[Begin Dataset excerpts]
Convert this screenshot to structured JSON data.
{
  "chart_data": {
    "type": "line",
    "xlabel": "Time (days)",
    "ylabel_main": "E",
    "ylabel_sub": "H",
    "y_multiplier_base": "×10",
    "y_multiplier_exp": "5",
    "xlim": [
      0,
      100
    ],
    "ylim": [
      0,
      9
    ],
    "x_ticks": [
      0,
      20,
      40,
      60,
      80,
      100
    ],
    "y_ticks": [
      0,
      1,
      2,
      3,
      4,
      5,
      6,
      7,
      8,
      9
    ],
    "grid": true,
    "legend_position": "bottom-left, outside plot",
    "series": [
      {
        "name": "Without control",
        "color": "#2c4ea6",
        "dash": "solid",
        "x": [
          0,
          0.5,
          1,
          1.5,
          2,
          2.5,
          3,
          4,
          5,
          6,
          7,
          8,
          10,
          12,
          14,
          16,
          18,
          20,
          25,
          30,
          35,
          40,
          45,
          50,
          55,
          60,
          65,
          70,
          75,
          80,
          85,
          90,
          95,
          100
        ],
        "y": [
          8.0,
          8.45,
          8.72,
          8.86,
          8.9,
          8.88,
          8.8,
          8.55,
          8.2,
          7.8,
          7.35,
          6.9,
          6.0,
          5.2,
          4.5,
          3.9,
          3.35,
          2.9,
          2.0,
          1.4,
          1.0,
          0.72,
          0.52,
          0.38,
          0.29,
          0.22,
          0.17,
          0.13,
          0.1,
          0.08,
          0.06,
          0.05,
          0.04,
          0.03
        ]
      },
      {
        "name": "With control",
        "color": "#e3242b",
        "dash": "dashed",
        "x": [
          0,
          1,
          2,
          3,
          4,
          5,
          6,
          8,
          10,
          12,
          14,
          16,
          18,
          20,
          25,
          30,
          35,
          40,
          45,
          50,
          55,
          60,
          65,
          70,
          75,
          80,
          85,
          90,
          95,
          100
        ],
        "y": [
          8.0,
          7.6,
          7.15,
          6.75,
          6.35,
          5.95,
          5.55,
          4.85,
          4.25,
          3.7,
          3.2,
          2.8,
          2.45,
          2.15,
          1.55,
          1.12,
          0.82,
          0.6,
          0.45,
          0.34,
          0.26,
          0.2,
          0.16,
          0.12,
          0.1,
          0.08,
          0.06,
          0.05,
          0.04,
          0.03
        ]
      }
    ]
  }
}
[End Dataset excerpts]
### Requirements
Filter the data for the string "control" and copy every line that has it.

### Response
        "name": "Without control",
        "name": "With control",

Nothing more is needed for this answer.